> **Exercise prompt**: Lift out each line of the data that holds "Старая".

— Begin —

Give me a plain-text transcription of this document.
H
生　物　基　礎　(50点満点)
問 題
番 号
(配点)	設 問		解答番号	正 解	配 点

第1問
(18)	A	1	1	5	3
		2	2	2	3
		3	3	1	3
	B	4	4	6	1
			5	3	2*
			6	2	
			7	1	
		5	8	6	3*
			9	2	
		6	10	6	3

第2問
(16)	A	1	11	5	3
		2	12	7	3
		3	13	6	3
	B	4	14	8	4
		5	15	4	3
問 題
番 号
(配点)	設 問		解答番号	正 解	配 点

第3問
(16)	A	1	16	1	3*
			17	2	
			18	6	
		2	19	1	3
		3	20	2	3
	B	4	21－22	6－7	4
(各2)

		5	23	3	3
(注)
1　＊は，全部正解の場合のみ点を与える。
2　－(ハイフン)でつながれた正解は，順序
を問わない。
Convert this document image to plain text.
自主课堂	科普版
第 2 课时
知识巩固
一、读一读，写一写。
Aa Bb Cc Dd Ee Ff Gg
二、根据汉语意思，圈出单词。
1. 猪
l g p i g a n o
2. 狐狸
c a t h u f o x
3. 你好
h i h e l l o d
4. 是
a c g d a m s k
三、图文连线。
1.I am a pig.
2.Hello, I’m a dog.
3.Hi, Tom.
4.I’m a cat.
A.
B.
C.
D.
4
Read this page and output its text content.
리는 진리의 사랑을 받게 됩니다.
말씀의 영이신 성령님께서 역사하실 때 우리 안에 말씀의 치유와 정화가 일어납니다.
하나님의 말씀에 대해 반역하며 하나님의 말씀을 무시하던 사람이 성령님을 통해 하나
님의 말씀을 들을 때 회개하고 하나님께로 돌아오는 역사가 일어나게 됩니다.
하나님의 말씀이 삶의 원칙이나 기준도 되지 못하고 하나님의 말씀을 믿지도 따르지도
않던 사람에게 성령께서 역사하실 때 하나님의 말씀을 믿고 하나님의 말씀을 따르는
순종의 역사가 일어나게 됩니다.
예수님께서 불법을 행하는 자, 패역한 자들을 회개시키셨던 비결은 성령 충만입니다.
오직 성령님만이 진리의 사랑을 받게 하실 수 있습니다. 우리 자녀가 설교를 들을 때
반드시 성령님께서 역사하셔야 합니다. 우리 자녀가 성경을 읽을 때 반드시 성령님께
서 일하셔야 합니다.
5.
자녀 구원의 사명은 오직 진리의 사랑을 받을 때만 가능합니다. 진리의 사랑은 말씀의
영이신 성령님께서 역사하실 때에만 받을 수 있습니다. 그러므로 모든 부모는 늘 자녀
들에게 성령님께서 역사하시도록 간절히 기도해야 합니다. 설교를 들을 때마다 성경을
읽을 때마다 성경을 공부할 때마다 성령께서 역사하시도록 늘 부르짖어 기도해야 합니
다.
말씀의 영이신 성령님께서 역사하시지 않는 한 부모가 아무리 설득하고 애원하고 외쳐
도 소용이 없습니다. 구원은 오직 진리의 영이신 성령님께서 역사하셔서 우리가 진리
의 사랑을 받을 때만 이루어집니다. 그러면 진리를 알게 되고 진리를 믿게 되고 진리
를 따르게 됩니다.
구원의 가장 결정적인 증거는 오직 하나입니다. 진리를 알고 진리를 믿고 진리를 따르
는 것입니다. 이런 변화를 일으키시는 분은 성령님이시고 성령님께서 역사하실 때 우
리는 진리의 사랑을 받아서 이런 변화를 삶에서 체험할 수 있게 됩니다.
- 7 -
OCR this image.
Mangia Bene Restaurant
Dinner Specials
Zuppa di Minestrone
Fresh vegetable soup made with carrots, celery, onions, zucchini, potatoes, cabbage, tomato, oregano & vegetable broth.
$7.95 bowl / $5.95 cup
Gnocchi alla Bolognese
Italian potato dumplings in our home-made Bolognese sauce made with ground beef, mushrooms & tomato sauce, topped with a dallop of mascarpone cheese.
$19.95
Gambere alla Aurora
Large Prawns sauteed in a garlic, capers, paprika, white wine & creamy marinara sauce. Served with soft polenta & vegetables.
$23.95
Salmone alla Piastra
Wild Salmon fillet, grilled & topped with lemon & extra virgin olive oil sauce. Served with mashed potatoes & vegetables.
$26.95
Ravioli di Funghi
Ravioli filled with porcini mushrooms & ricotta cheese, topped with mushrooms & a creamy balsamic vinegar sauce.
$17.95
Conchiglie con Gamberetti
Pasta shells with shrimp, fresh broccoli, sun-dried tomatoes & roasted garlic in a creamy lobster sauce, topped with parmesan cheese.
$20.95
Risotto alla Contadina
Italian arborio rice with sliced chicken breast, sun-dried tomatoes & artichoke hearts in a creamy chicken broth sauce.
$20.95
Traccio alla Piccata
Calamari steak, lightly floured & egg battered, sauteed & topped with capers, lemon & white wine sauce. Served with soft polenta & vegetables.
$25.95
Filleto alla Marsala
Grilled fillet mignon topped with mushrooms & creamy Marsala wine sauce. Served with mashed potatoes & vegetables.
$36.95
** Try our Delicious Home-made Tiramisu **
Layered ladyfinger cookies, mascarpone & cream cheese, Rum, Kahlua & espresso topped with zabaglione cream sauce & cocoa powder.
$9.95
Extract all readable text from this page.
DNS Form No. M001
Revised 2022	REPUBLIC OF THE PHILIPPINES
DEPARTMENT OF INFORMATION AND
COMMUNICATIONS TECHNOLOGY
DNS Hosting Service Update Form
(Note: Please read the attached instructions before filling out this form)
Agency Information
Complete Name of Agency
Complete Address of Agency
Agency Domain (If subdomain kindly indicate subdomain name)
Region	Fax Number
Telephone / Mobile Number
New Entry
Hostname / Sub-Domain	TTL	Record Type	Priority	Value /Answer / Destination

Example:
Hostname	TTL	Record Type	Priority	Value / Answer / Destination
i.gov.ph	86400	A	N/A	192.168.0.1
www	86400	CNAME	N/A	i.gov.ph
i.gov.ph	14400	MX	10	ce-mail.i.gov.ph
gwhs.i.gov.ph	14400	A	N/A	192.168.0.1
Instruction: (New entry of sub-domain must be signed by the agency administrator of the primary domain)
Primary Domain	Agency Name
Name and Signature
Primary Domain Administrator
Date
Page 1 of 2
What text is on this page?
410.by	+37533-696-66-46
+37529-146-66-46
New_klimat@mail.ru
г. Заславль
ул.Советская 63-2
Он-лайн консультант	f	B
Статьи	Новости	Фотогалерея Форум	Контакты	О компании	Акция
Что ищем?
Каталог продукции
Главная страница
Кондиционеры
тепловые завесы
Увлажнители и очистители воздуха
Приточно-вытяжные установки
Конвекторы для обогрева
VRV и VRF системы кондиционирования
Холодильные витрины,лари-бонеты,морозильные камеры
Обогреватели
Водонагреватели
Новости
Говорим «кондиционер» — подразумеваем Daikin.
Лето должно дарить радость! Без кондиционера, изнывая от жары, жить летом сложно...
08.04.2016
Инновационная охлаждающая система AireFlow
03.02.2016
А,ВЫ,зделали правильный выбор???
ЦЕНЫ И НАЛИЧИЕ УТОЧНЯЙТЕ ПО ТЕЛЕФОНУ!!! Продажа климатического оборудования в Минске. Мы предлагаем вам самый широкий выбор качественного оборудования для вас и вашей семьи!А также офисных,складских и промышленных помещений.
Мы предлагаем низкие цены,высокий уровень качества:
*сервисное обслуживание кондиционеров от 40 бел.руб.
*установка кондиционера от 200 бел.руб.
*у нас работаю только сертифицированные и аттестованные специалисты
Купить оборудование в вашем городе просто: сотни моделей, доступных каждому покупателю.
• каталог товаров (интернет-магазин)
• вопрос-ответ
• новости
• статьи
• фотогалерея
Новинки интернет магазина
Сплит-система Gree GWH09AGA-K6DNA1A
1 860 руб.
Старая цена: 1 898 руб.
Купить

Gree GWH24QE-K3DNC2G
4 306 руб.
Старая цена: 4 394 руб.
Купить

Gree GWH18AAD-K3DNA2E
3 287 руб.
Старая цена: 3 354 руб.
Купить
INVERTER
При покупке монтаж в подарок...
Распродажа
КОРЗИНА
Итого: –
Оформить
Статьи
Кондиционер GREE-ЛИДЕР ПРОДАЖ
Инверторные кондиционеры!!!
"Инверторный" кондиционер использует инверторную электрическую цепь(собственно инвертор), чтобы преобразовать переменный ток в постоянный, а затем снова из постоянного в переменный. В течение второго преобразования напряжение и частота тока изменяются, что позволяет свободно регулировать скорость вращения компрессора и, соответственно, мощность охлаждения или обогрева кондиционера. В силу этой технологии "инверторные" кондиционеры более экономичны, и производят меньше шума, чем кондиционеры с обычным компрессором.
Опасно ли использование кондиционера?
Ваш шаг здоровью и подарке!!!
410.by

— End —

> **Correct output**:
Старая цена: 1 898 руб.
Старая цена: 4 394 руб.
Старая цена: 3 354 руб.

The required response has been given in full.